[Start Raw data]

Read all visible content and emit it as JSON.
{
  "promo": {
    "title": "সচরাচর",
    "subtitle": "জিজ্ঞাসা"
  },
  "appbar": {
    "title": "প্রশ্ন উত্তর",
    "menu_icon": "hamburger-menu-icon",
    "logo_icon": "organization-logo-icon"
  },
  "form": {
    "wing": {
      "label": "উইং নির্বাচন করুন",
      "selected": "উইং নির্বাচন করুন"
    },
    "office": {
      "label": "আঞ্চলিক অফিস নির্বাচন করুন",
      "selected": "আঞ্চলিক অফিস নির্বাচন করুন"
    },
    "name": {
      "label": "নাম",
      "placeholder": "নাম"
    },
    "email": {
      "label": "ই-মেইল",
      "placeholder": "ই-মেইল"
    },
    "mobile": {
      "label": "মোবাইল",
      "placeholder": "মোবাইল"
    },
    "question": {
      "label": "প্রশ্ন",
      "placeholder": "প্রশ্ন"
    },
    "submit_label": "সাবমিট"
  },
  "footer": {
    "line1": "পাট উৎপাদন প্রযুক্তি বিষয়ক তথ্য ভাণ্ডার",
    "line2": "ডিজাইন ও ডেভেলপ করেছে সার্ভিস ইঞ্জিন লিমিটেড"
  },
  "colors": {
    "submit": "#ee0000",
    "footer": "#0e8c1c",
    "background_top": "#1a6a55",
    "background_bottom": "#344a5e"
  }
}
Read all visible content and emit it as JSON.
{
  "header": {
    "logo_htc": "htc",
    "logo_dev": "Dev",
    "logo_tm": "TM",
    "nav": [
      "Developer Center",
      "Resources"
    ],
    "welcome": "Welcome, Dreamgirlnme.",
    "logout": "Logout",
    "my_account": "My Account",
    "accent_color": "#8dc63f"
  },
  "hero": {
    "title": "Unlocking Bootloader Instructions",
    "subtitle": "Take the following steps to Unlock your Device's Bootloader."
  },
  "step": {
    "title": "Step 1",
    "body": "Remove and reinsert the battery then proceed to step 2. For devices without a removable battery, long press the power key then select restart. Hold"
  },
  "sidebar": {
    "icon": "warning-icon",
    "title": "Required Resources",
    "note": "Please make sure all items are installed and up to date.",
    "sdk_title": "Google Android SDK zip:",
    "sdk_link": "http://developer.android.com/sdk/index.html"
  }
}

[End Raw data]

Give the complete listing a second time, exactly as it reads.

Read all visible content and emit it as JSON.
{
  "promo": {
    "title": "সচরাচর",
    "subtitle": "জিজ্ঞাসা"
  },
  "appbar": {
    "title": "প্রশ্ন উত্তর",
    "menu_icon": "hamburger-menu-icon",
    "logo_icon": "organization-logo-icon"
  },
  "form": {
    "wing": {
      "label": "উইং নির্বাচন করুন",
      "selected": "উইং নির্বাচন করুন"
    },
    "office": {
      "label": "আঞ্চলিক অফিস নির্বাচন করুন",
      "selected": "আঞ্চলিক অফিস নির্বাচন করুন"
    },
    "name": {
      "label": "নাম",
      "placeholder": "নাম"
    },
    "email": {
      "label": "ই-মেইল",
      "placeholder": "ই-মেইল"
    },
    "mobile": {
      "label": "মোবাইল",
      "placeholder": "মোবাইল"
    },
    "question": {
      "label": "প্রশ্ন",
      "placeholder": "প্রশ্ন"
    },
    "submit_label": "সাবমিট"
  },
  "footer": {
    "line1": "পাট উৎপাদন প্রযুক্তি বিষয়ক তথ্য ভাণ্ডার",
    "line2": "ডিজাইন ও ডেভেলপ করেছে সার্ভিস ইঞ্জিন লিমিটেড"
  },
  "colors": {
    "submit": "#ee0000",
    "footer": "#0e8c1c",
    "background_top": "#1a6a55",
    "background_bottom": "#344a5e"
  }
}
Read all visible content and emit it as JSON.
{
  "header": {
    "logo_htc": "htc",
    "logo_dev": "Dev",
    "logo_tm": "TM",
    "nav": [
      "Developer Center",
      "Resources"
    ],
    "welcome": "Welcome, Dreamgirlnme.",
    "logout": "Logout",
    "my_account": "My Account",
    "accent_color": "#8dc63f"
  },
  "hero": {
    "title": "Unlocking Bootloader Instructions",
    "subtitle": "Take the following steps to Unlock your Device's Bootloader."
  },
  "step": {
    "title": "Step 1",
    "body": "Remove and reinsert the battery then proceed to step 2. For devices without a removable battery, long press the power key then select restart. Hold"
  },
  "sidebar": {
    "icon": "warning-icon",
    "title": "Required Resources",
    "note": "Please make sure all items are installed and up to date.",
    "sdk_title": "Google Android SDK zip:",
    "sdk_link": "http://developer.android.com/sdk/index.html"
  }
}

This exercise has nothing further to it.